Your task:
Reproduce each line exactly, including spacing and punctuation.

Given information:
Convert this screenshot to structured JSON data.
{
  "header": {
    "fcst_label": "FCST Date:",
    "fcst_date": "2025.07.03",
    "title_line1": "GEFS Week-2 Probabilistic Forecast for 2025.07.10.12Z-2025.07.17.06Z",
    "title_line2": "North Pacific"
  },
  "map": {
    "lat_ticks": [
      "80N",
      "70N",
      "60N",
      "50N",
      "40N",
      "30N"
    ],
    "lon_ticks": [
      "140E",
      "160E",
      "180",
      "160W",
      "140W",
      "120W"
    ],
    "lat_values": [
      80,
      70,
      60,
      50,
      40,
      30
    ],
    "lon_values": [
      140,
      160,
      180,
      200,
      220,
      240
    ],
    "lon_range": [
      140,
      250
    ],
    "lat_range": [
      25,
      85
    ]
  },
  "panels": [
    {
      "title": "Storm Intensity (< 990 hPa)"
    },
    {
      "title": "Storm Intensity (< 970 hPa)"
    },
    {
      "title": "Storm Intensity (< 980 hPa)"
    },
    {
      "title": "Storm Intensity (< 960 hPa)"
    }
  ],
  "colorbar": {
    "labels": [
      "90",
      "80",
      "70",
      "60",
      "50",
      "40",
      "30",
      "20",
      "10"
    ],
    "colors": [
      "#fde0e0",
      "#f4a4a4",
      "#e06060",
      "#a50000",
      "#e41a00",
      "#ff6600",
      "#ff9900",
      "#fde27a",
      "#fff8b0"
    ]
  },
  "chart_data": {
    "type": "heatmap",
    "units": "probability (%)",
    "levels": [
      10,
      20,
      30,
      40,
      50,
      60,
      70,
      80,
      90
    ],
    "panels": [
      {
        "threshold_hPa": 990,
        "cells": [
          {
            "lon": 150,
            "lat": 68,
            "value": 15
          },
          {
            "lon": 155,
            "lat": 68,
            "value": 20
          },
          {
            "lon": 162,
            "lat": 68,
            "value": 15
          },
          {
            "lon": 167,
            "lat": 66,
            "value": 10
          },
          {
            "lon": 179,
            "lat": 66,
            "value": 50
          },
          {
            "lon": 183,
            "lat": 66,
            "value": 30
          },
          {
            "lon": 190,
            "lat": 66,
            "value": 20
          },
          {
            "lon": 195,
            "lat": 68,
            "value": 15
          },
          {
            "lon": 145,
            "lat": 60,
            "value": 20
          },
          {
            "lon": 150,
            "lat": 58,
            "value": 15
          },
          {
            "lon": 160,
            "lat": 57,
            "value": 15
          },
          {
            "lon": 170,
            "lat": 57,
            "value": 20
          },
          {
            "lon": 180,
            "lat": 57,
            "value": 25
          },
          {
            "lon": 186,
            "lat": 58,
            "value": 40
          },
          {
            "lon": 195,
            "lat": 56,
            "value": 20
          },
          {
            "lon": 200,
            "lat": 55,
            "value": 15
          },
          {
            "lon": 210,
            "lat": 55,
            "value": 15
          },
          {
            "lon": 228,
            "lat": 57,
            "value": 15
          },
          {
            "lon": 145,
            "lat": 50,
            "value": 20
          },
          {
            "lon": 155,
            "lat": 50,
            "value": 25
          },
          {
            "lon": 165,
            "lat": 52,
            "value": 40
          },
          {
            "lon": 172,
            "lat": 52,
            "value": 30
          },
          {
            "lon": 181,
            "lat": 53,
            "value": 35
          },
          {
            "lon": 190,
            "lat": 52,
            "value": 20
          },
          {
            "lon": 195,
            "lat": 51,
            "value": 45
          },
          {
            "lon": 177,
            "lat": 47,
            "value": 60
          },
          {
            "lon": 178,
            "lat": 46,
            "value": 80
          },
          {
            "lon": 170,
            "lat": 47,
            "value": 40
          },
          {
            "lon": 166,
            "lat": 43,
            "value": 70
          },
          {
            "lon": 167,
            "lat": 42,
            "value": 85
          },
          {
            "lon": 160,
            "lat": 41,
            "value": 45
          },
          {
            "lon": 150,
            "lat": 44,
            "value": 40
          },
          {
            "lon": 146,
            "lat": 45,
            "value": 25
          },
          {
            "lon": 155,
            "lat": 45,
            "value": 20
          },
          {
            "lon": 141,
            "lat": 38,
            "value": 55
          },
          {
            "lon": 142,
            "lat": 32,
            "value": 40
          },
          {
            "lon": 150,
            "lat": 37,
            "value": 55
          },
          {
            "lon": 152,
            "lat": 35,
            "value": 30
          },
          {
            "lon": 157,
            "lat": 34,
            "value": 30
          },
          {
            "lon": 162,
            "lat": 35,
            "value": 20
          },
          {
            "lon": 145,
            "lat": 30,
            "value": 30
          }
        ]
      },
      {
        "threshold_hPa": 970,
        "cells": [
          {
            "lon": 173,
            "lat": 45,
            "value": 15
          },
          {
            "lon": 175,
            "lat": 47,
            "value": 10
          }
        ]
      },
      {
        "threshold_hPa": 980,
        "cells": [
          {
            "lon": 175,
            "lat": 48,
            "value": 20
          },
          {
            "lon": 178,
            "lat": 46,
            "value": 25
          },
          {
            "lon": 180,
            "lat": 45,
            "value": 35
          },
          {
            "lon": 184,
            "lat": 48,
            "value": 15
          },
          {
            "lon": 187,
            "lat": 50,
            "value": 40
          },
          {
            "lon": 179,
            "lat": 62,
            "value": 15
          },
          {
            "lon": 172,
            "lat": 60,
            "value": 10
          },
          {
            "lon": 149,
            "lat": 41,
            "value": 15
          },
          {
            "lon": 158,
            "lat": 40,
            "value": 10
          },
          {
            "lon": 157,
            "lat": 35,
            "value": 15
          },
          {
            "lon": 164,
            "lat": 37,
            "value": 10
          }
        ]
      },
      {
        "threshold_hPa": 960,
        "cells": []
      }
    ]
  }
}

The completed task:
Convert this screenshot to structured JSON data.
{
  "header": {
    "fcst_label": "FCST Date:",
    "fcst_date": "2025.07.03",
    "title_line1": "GEFS Week-2 Probabilistic Forecast for 2025.07.10.12Z-2025.07.17.06Z",
    "title_line2": "North Pacific"
  },
  "map": {
    "lat_ticks": [
      "80N",
      "70N",
      "60N",
      "50N",
      "40N",
      "30N"
    ],
    "lon_ticks": [
      "140E",
      "160E",
      "180",
      "160W",
      "140W",
      "120W"
    ],
    "lat_values": [
      80,
      70,
      60,
      50,
      40,
      30
    ],
    "lon_values": [
      140,
      160,
      180,
      200,
      220,
      240
    ],
    "lon_range": [
      140,
      250
    ],
    "lat_range": [
      25,
      85
    ]
  },
  "panels": [
    {
      "title": "Storm Intensity (< 990 hPa)"
    },
    {
      "title": "Storm Intensity (< 970 hPa)"
    },
    {
      "title": "Storm Intensity (< 980 hPa)"
    },
    {
      "title": "Storm Intensity (< 960 hPa)"
    }
  ],
  "colorbar": {
    "labels": [
      "90",
      "80",
      "70",
      "60",
      "50",
      "40",
      "30",
      "20",
      "10"
    ],
    "colors": [
      "#fde0e0",
      "#f4a4a4",
      "#e06060",
      "#a50000",
      "#e41a00",
      "#ff6600",
      "#ff9900",
      "#fde27a",
      "#fff8b0"
    ]
  },
  "chart_data": {
    "type": "heatmap",
    "units": "probability (%)",
    "levels": [
      10,
      20,
      30,
      40,
      50,
      60,
      70,
      80,
      90
    ],
    "panels": [
      {
        "threshold_hPa": 990,
        "cells": [
          {
            "lon": 150,
            "lat": 68,
            "value": 15
          },
          {
            "lon": 155,
            "lat": 68,
            "value": 20
          },
          {
            "lon": 162,
            "lat": 68,
            "value": 15
          },
          {
            "lon": 167,
            "lat": 66,
            "value": 10
          },
          {
            "lon": 179,
            "lat": 66,
            "value": 50
          },
          {
            "lon": 183,
            "lat": 66,
            "value": 30
          },
          {
            "lon": 190,
            "lat": 66,
            "value": 20
          },
          {
            "lon": 195,
            "lat": 68,
            "value": 15
          },
          {
            "lon": 145,
            "lat": 60,
            "value": 20
          },
          {
            "lon": 150,
            "lat": 58,
            "value": 15
          },
          {
            "lon": 160,
            "lat": 57,
            "value": 15
          },
          {
            "lon": 170,
            "lat": 57,
            "value": 20
          },
          {
            "lon": 180,
            "lat": 57,
            "value": 25
          },
          {
            "lon": 186,
            "lat": 58,
            "value": 40
          },
          {
            "lon": 195,
            "lat": 56,
            "value": 20
          },
          {
            "lon": 200,
            "lat": 55,
            "value": 15
          },
          {
            "lon": 210,
            "lat": 55,
            "value": 15
          },
          {
            "lon": 228,
            "lat": 57,
            "value": 15
          },
          {
            "lon": 145,
            "lat": 50,
            "value": 20
          },
          {
            "lon": 155,
            "lat": 50,
            "value": 25
          },
          {
            "lon": 165,
            "lat": 52,
            "value": 40
          },
          {
            "lon": 172,
            "lat": 52,
            "value": 30
          },
          {
            "lon": 181,
            "lat": 53,
            "value": 35
          },
          {
            "lon": 190,
            "lat": 52,
            "value": 20
          },
          {
            "lon": 195,
            "lat": 51,
            "value": 45
          },
          {
            "lon": 177,
            "lat": 47,
            "value": 60
          },
          {
            "lon": 178,
            "lat": 46,
            "value": 80
          },
          {
            "lon": 170,
            "lat": 47,
            "value": 40
          },
          {
            "lon": 166,
            "lat": 43,
            "value": 70
          },
          {
            "lon": 167,
            "lat": 42,
            "value": 85
          },
          {
            "lon": 160,
            "lat": 41,
            "value": 45
          },
          {
            "lon": 150,
            "lat": 44,
            "value": 40
          },
          {
            "lon": 146,
            "lat": 45,
            "value": 25
          },
          {
            "lon": 155,
            "lat": 45,
            "value": 20
          },
          {
            "lon": 141,
            "lat": 38,
            "value": 55
          },
          {
            "lon": 142,
            "lat": 32,
            "value": 40
          },
          {
            "lon": 150,
            "lat": 37,
            "value": 55
          },
          {
            "lon": 152,
            "lat": 35,
            "value": 30
          },
          {
            "lon": 157,
            "lat": 34,
            "value": 30
          },
          {
            "lon": 162,
            "lat": 35,
            "value": 20
          },
          {
            "lon": 145,
            "lat": 30,
            "value": 30
          }
        ]
      },
      {
        "threshold_hPa": 970,
        "cells": [
          {
            "lon": 173,
            "lat": 45,
            "value": 15
          },
          {
            "lon": 175,
            "lat": 47,
            "value": 10
          }
        ]
      },
      {
        "threshold_hPa": 980,
        "cells": [
          {
            "lon": 175,
            "lat": 48,
            "value": 20
          },
          {
            "lon": 178,
            "lat": 46,
            "value": 25
          },
          {
            "lon": 180,
            "lat": 45,
            "value": 35
          },
          {
            "lon": 184,
            "lat": 48,
            "value": 15
          },
          {
            "lon": 187,
            "lat": 50,
            "value": 40
          },
          {
            "lon": 179,
            "lat": 62,
            "value": 15
          },
          {
            "lon": 172,
            "lat": 60,
            "value": 10
          },
          {
            "lon": 149,
            "lat": 41,
            "value": 15
          },
          {
            "lon": 158,
            "lat": 40,
            "value": 10
          },
          {
            "lon": 157,
            "lat": 35,
            "value": 15
          },
          {
            "lon": 164,
            "lat": 37,
            "value": 10
          }
        ]
      },
      {
        "threshold_hPa": 960,
        "cells": []
      }
    ]
  }
}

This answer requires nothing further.